## Task prompt
Without the pictures, output the records below word for word.

## Provided material
* start *
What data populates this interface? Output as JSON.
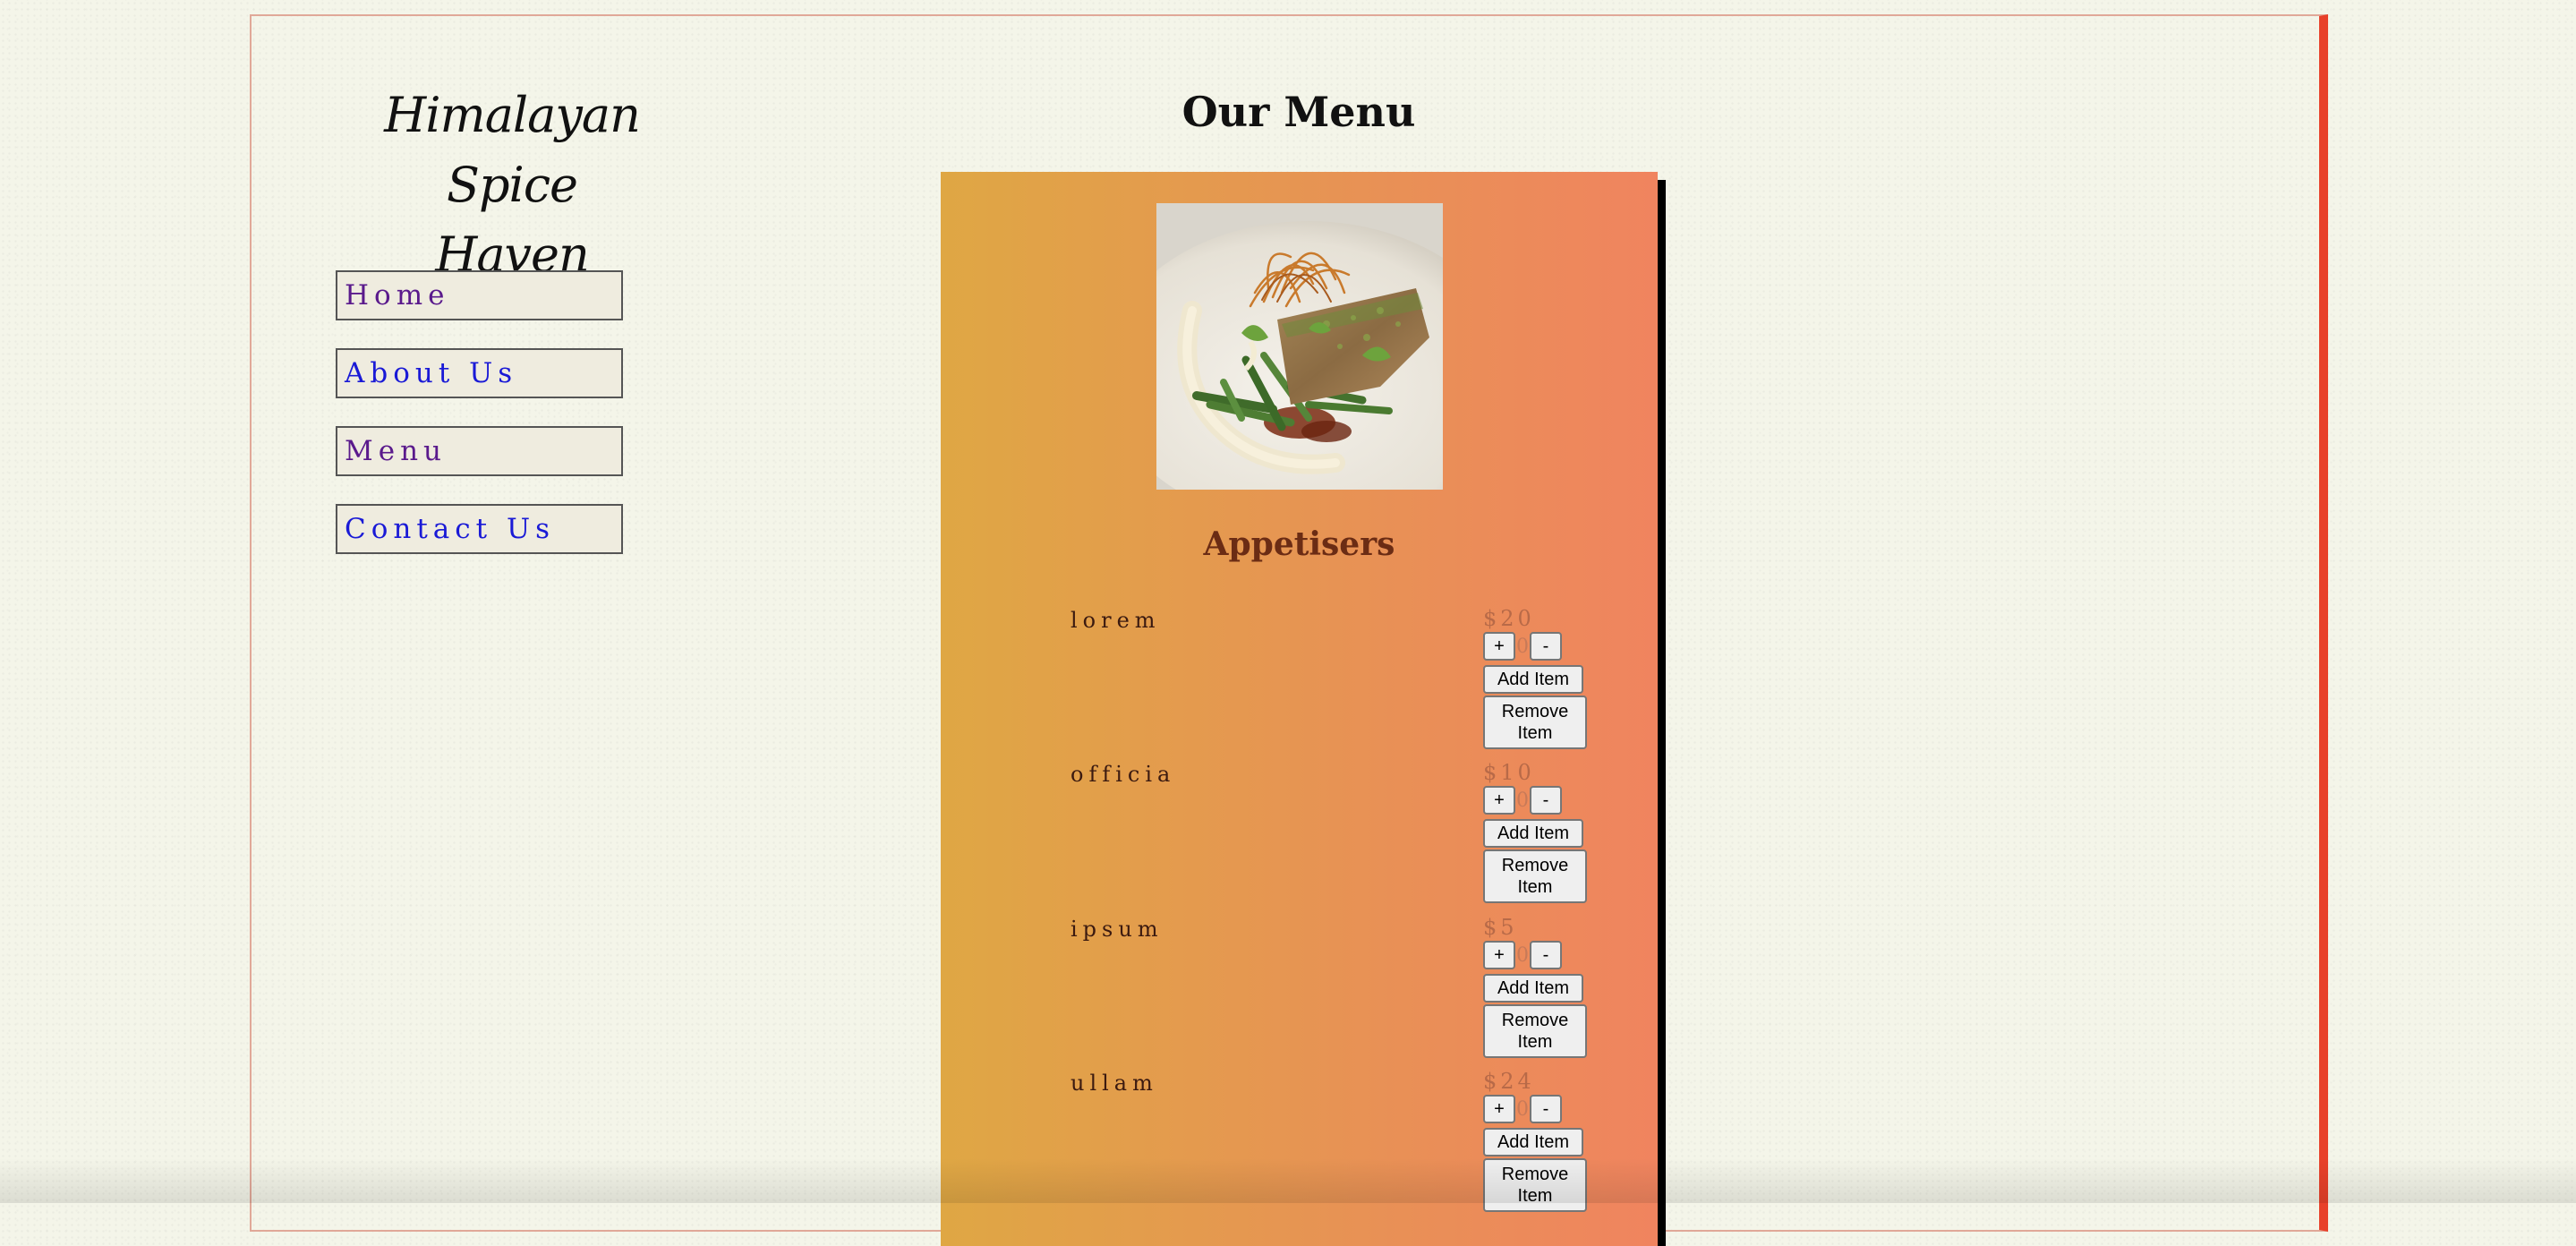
{
  "site": {
    "title_line1": "Himalayan Spice",
    "title_line2": "Haven"
  },
  "nav": {
    "items": [
      {
        "label": "Home",
        "visited": true
      },
      {
        "label": "About Us",
        "visited": false
      },
      {
        "label": "Menu",
        "visited": true
      },
      {
        "label": "Contact Us",
        "visited": false
      }
    ]
  },
  "menu": {
    "heading": "Our Menu",
    "image_alt": "plated fish with green beans and crispy garnish",
    "section": "Appetisers",
    "items": [
      {
        "name": "lorem",
        "price": "$20",
        "qty": "0"
      },
      {
        "name": "officia",
        "price": "$10",
        "qty": "0"
      },
      {
        "name": "ipsum",
        "price": "$5",
        "qty": "0"
      },
      {
        "name": "ullam",
        "price": "$24",
        "qty": "0"
      }
    ],
    "labels": {
      "plus": "+",
      "minus": "-",
      "add": "Add Item",
      "remove": "Remove Item"
    }
  },
  "colors": {
    "frame_accent": "#e8412a",
    "card_gradient_start": "#dfa744",
    "card_gradient_end": "#f0845f",
    "visited_link": "#5a1a8c",
    "link": "#1a1ad6"
  }
}
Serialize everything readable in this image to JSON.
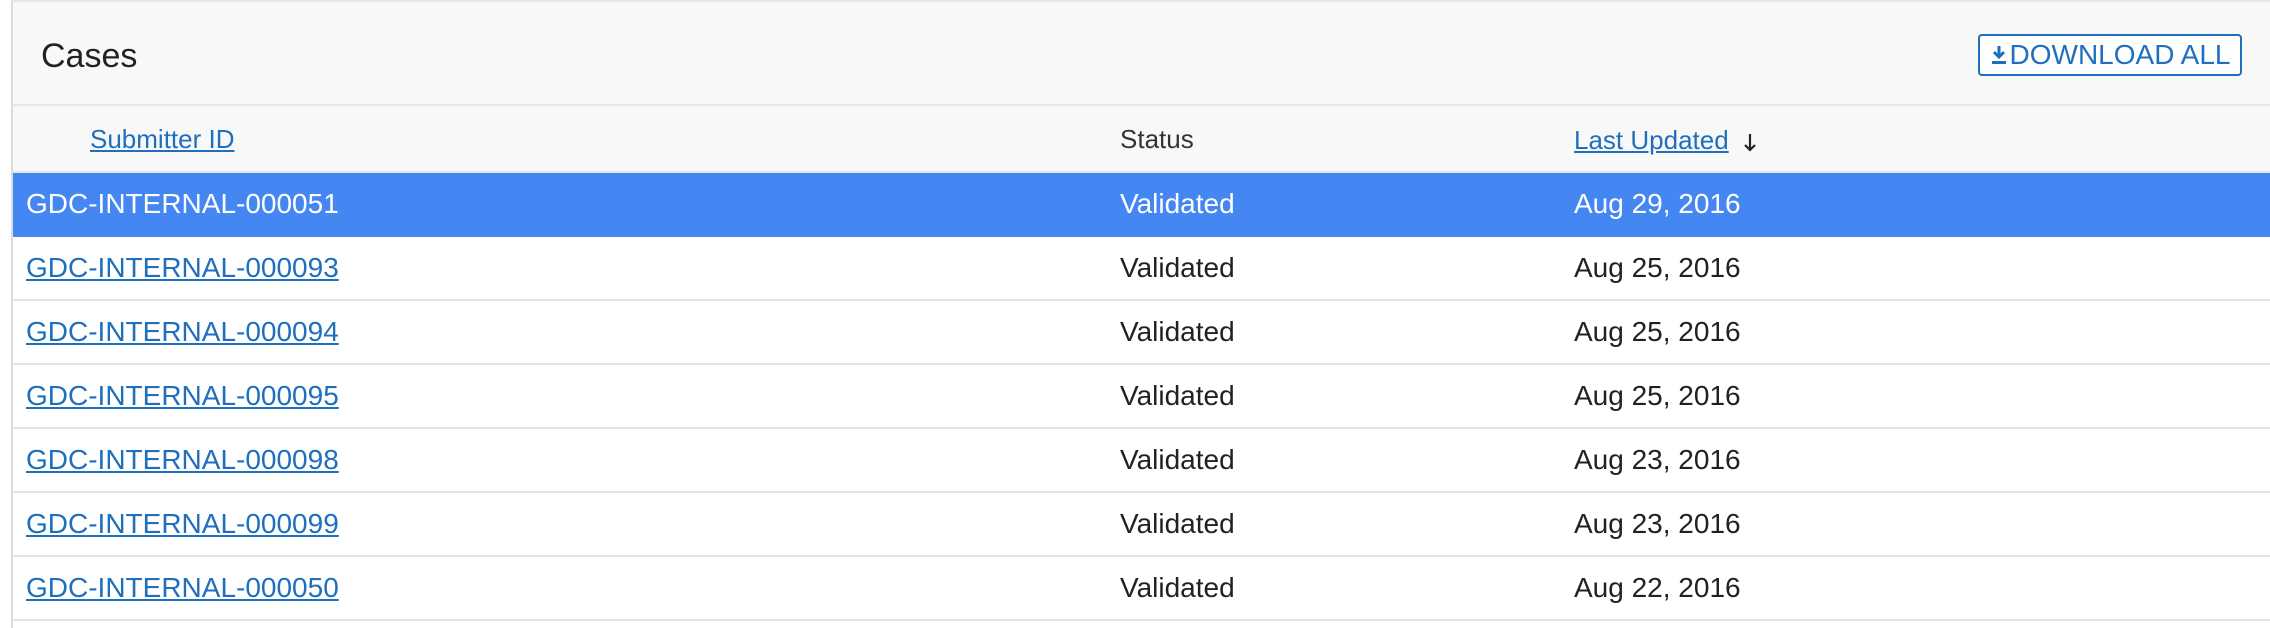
{
  "panel": {
    "title": "Cases",
    "download_label": "DOWNLOAD ALL",
    "download_icon": "download-icon"
  },
  "table": {
    "columns": {
      "submitter_id": "Submitter ID",
      "status": "Status",
      "last_updated": "Last Updated",
      "sort_icon": "arrow-down-icon"
    },
    "rows": [
      {
        "submitter_id": "GDC-INTERNAL-000051",
        "status": "Validated",
        "last_updated": "Aug 29, 2016",
        "selected": true
      },
      {
        "submitter_id": "GDC-INTERNAL-000093",
        "status": "Validated",
        "last_updated": "Aug 25, 2016",
        "selected": false
      },
      {
        "submitter_id": "GDC-INTERNAL-000094",
        "status": "Validated",
        "last_updated": "Aug 25, 2016",
        "selected": false
      },
      {
        "submitter_id": "GDC-INTERNAL-000095",
        "status": "Validated",
        "last_updated": "Aug 25, 2016",
        "selected": false
      },
      {
        "submitter_id": "GDC-INTERNAL-000098",
        "status": "Validated",
        "last_updated": "Aug 23, 2016",
        "selected": false
      },
      {
        "submitter_id": "GDC-INTERNAL-000099",
        "status": "Validated",
        "last_updated": "Aug 23, 2016",
        "selected": false
      },
      {
        "submitter_id": "GDC-INTERNAL-000050",
        "status": "Validated",
        "last_updated": "Aug 22, 2016",
        "selected": false
      }
    ]
  },
  "colors": {
    "link": "#1f6fbf",
    "selected_row": "#4487f2",
    "header_bg": "#f8f8f8"
  }
}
* end *
## Result
What data populates this interface? Output as JSON.
{
  "site": {
    "title_line1": "Himalayan Spice",
    "title_line2": "Haven"
  },
  "nav": {
    "items": [
      {
        "label": "Home",
        "visited": true
      },
      {
        "label": "About Us",
        "visited": false
      },
      {
        "label": "Menu",
        "visited": true
      },
      {
        "label": "Contact Us",
        "visited": false
      }
    ]
  },
  "menu": {
    "heading": "Our Menu",
    "image_alt": "plated fish with green beans and crispy garnish",
    "section": "Appetisers",
    "items": [
      {
        "name": "lorem",
        "price": "$20",
        "qty": "0"
      },
      {
        "name": "officia",
        "price": "$10",
        "qty": "0"
      },
      {
        "name": "ipsum",
        "price": "$5",
        "qty": "0"
      },
      {
        "name": "ullam",
        "price": "$24",
        "qty": "0"
      }
    ],
    "labels": {
      "plus": "+",
      "minus": "-",
      "add": "Add Item",
      "remove": "Remove Item"
    }
  },
  "colors": {
    "frame_accent": "#e8412a",
    "card_gradient_start": "#dfa744",
    "card_gradient_end": "#f0845f",
    "visited_link": "#5a1a8c",
    "link": "#1a1ad6"
  }
}
Serialize everything readable in this image to JSON.
{
  "panel": {
    "title": "Cases",
    "download_label": "DOWNLOAD ALL",
    "download_icon": "download-icon"
  },
  "table": {
    "columns": {
      "submitter_id": "Submitter ID",
      "status": "Status",
      "last_updated": "Last Updated",
      "sort_icon": "arrow-down-icon"
    },
    "rows": [
      {
        "submitter_id": "GDC-INTERNAL-000051",
        "status": "Validated",
        "last_updated": "Aug 29, 2016",
        "selected": true
      },
      {
        "submitter_id": "GDC-INTERNAL-000093",
        "status": "Validated",
        "last_updated": "Aug 25, 2016",
        "selected": false
      },
      {
        "submitter_id": "GDC-INTERNAL-000094",
        "status": "Validated",
        "last_updated": "Aug 25, 2016",
        "selected": false
      },
      {
        "submitter_id": "GDC-INTERNAL-000095",
        "status": "Validated",
        "last_updated": "Aug 25, 2016",
        "selected": false
      },
      {
        "submitter_id": "GDC-INTERNAL-000098",
        "status": "Validated",
        "last_updated": "Aug 23, 2016",
        "selected": false
      },
      {
        "submitter_id": "GDC-INTERNAL-000099",
        "status": "Validated",
        "last_updated": "Aug 23, 2016",
        "selected": false
      },
      {
        "submitter_id": "GDC-INTERNAL-000050",
        "status": "Validated",
        "last_updated": "Aug 22, 2016",
        "selected": false
      }
    ]
  },
  "colors": {
    "link": "#1f6fbf",
    "selected_row": "#4487f2",
    "header_bg": "#f8f8f8"
  }
}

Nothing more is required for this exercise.